Collection entries
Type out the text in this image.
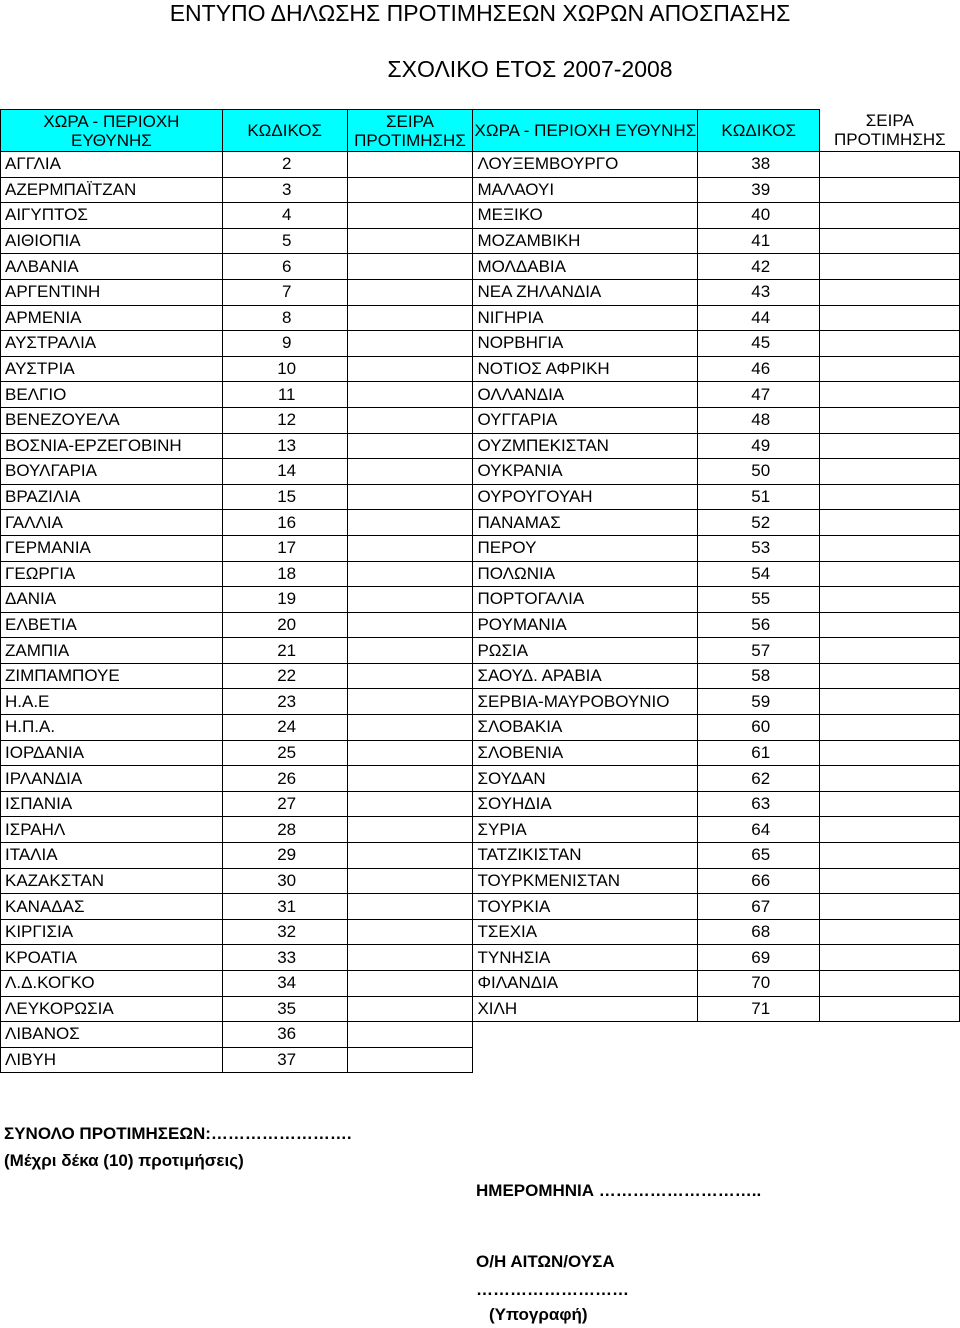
ΕΝΤΥΠΟ ΔΗΛΩΣΗΣ ΠΡΟΤΙΜΗΣΕΩΝ ΧΩΡΩΝ ΑΠΟΣΠΑΣΗΣ
ΣΧΟΛΙΚΟ ΕΤΟΣ 2007-2008
ΧΩΡΑ - ΠΕΡΙΟΧΗ ΕΥΘΥΝΗΣ	ΚΩΔΙΚΟΣ	ΣΕΙΡΑ ΠΡΟΤΙΜΗΣΗΣ	ΧΩΡΑ - ΠΕΡΙΟΧΗ ΕΥΘΥΝΗΣ	ΚΩΔΙΚΟΣ	ΣΕΙΡΑ ΠΡΟΤΙΜΗΣΗΣ
ΑΓΓΛΙΑ	2		ΛΟΥΞΕΜΒΟΥΡΓΟ	38	
ΑΖΕΡΜΠΑΪΤΖΑΝ	3		ΜΑΛΑΟΥΙ	39	
ΑΙΓΥΠΤΟΣ	4		ΜΕΞΙΚΟ	40	
ΑΙΘΙΟΠΙΑ	5		ΜΟΖΑΜΒΙΚΗ	41	
ΑΛΒΑΝΙΑ	6		ΜΟΛΔΑΒΙΑ	42	
ΑΡΓΕΝΤΙΝΗ	7		ΝΕΑ ΖΗΛΑΝΔΙΑ	43	
ΑΡΜΕΝΙΑ	8		ΝΙΓΗΡΙΑ	44	
ΑΥΣΤΡΑΛΙΑ	9		ΝΟΡΒΗΓΙΑ	45	
ΑΥΣΤΡΙΑ	10		ΝΟΤΙΟΣ ΑΦΡΙΚΗ	46	
ΒΕΛΓΙΟ	11		ΟΛΛΑΝΔΙΑ	47	
ΒΕΝΕΖΟΥΕΛΑ	12		ΟΥΓΓΑΡΙΑ	48	
ΒΟΣΝΙΑ-ΕΡΖΕΓΟΒΙΝΗ	13		ΟΥΖΜΠΕΚΙΣΤΑΝ	49	
ΒΟΥΛΓΑΡΙΑ	14		ΟΥΚΡΑΝΙΑ	50	
ΒΡΑΖΙΛΙΑ	15		ΟΥΡΟΥΓΟΥΑΗ	51	
ΓΑΛΛΙΑ	16		ΠΑΝΑΜΑΣ	52	
ΓΕΡΜΑΝΙΑ	17		ΠΕΡΟΥ	53	
ΓΕΩΡΓΙΑ	18		ΠΟΛΩΝΙΑ	54	
ΔΑΝΙΑ	19		ΠΟΡΤΟΓΑΛΙΑ	55	
ΕΛΒΕΤΙΑ	20		ΡΟΥΜΑΝΙΑ	56	
ΖΑΜΠΙΑ	21		ΡΩΣΙΑ	57	
ΖΙΜΠΑΜΠΟΥΕ	22		ΣΑΟΥΔ. ΑΡΑΒΙΑ	58	
Η.Α.Ε	23		ΣΕΡΒΙΑ-ΜΑΥΡΟΒΟΥΝΙΟ	59	
Η.Π.Α.	24		ΣΛΟΒΑΚΙΑ	60	
ΙΟΡΔΑΝΙΑ	25		ΣΛΟΒΕΝΙΑ	61	
ΙΡΛΑΝΔΙΑ	26		ΣΟΥΔΑΝ	62	
ΙΣΠΑΝΙΑ	27		ΣΟΥΗΔΙΑ	63	
ΙΣΡΑΗΛ	28		ΣΥΡΙΑ	64	
ΙΤΑΛΙΑ	29		ΤΑΤΖΙΚΙΣΤΑΝ	65	
ΚΑΖΑΚΣΤΑΝ	30		ΤΟΥΡΚΜΕΝΙΣΤΑΝ	66	
ΚΑΝΑΔΑΣ	31		ΤΟΥΡΚΙΑ	67	
ΚΙΡΓΙΣΙΑ	32		ΤΣΕΧΙΑ	68	
ΚΡΟΑΤΙΑ	33		ΤΥΝΗΣΙΑ	69	
Λ.Δ.ΚΟΓΚΟ	34		ΦΙΛΑΝΔΙΑ	70	
ΛΕΥΚΟΡΩΣΙΑ	35		ΧΙΛΗ	71	
ΛΙΒΑΝΟΣ	36				
ΛΙΒΥΗ	37				
ΣΥΝΟΛΟ ΠΡΟΤΙΜΗΣΕΩΝ:…………………….
(Μέχρι δέκα (10) προτιμήσεις)
ΗΜΕΡΟΜΗΝΙΑ ………………………..
Ο/Η ΑΙΤΩΝ/ΟΥΣΑ
………………………
(Υπογραφή)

— Objective —
Can you restate all the records above word for word while dropping the pictures?

— Worked solution —
Type out the text in this image.
ΕΝΤΥΠΟ ΔΗΛΩΣΗΣ ΠΡΟΤΙΜΗΣΕΩΝ ΧΩΡΩΝ ΑΠΟΣΠΑΣΗΣ
ΣΧΟΛΙΚΟ ΕΤΟΣ 2007-2008
ΧΩΡΑ - ΠΕΡΙΟΧΗ ΕΥΘΥΝΗΣ	ΚΩΔΙΚΟΣ	ΣΕΙΡΑ ΠΡΟΤΙΜΗΣΗΣ	ΧΩΡΑ - ΠΕΡΙΟΧΗ ΕΥΘΥΝΗΣ	ΚΩΔΙΚΟΣ	ΣΕΙΡΑ ΠΡΟΤΙΜΗΣΗΣ
ΑΓΓΛΙΑ	2		ΛΟΥΞΕΜΒΟΥΡΓΟ	38	
ΑΖΕΡΜΠΑΪΤΖΑΝ	3		ΜΑΛΑΟΥΙ	39	
ΑΙΓΥΠΤΟΣ	4		ΜΕΞΙΚΟ	40	
ΑΙΘΙΟΠΙΑ	5		ΜΟΖΑΜΒΙΚΗ	41	
ΑΛΒΑΝΙΑ	6		ΜΟΛΔΑΒΙΑ	42	
ΑΡΓΕΝΤΙΝΗ	7		ΝΕΑ ΖΗΛΑΝΔΙΑ	43	
ΑΡΜΕΝΙΑ	8		ΝΙΓΗΡΙΑ	44	
ΑΥΣΤΡΑΛΙΑ	9		ΝΟΡΒΗΓΙΑ	45	
ΑΥΣΤΡΙΑ	10		ΝΟΤΙΟΣ ΑΦΡΙΚΗ	46	
ΒΕΛΓΙΟ	11		ΟΛΛΑΝΔΙΑ	47	
ΒΕΝΕΖΟΥΕΛΑ	12		ΟΥΓΓΑΡΙΑ	48	
ΒΟΣΝΙΑ-ΕΡΖΕΓΟΒΙΝΗ	13		ΟΥΖΜΠΕΚΙΣΤΑΝ	49	
ΒΟΥΛΓΑΡΙΑ	14		ΟΥΚΡΑΝΙΑ	50	
ΒΡΑΖΙΛΙΑ	15		ΟΥΡΟΥΓΟΥΑΗ	51	
ΓΑΛΛΙΑ	16		ΠΑΝΑΜΑΣ	52	
ΓΕΡΜΑΝΙΑ	17		ΠΕΡΟΥ	53	
ΓΕΩΡΓΙΑ	18		ΠΟΛΩΝΙΑ	54	
ΔΑΝΙΑ	19		ΠΟΡΤΟΓΑΛΙΑ	55	
ΕΛΒΕΤΙΑ	20		ΡΟΥΜΑΝΙΑ	56	
ΖΑΜΠΙΑ	21		ΡΩΣΙΑ	57	
ΖΙΜΠΑΜΠΟΥΕ	22		ΣΑΟΥΔ. ΑΡΑΒΙΑ	58	
Η.Α.Ε	23		ΣΕΡΒΙΑ-ΜΑΥΡΟΒΟΥΝΙΟ	59	
Η.Π.Α.	24		ΣΛΟΒΑΚΙΑ	60	
ΙΟΡΔΑΝΙΑ	25		ΣΛΟΒΕΝΙΑ	61	
ΙΡΛΑΝΔΙΑ	26		ΣΟΥΔΑΝ	62	
ΙΣΠΑΝΙΑ	27		ΣΟΥΗΔΙΑ	63	
ΙΣΡΑΗΛ	28		ΣΥΡΙΑ	64	
ΙΤΑΛΙΑ	29		ΤΑΤΖΙΚΙΣΤΑΝ	65	
ΚΑΖΑΚΣΤΑΝ	30		ΤΟΥΡΚΜΕΝΙΣΤΑΝ	66	
ΚΑΝΑΔΑΣ	31		ΤΟΥΡΚΙΑ	67	
ΚΙΡΓΙΣΙΑ	32		ΤΣΕΧΙΑ	68	
ΚΡΟΑΤΙΑ	33		ΤΥΝΗΣΙΑ	69	
Λ.Δ.ΚΟΓΚΟ	34		ΦΙΛΑΝΔΙΑ	70	
ΛΕΥΚΟΡΩΣΙΑ	35		ΧΙΛΗ	71	
ΛΙΒΑΝΟΣ	36				
ΛΙΒΥΗ	37				
ΣΥΝΟΛΟ ΠΡΟΤΙΜΗΣΕΩΝ:…………………….
(Μέχρι δέκα (10) προτιμήσεις)
ΗΜΕΡΟΜΗΝΙΑ ………………………..
Ο/Η ΑΙΤΩΝ/ΟΥΣΑ
………………………
(Υπογραφή)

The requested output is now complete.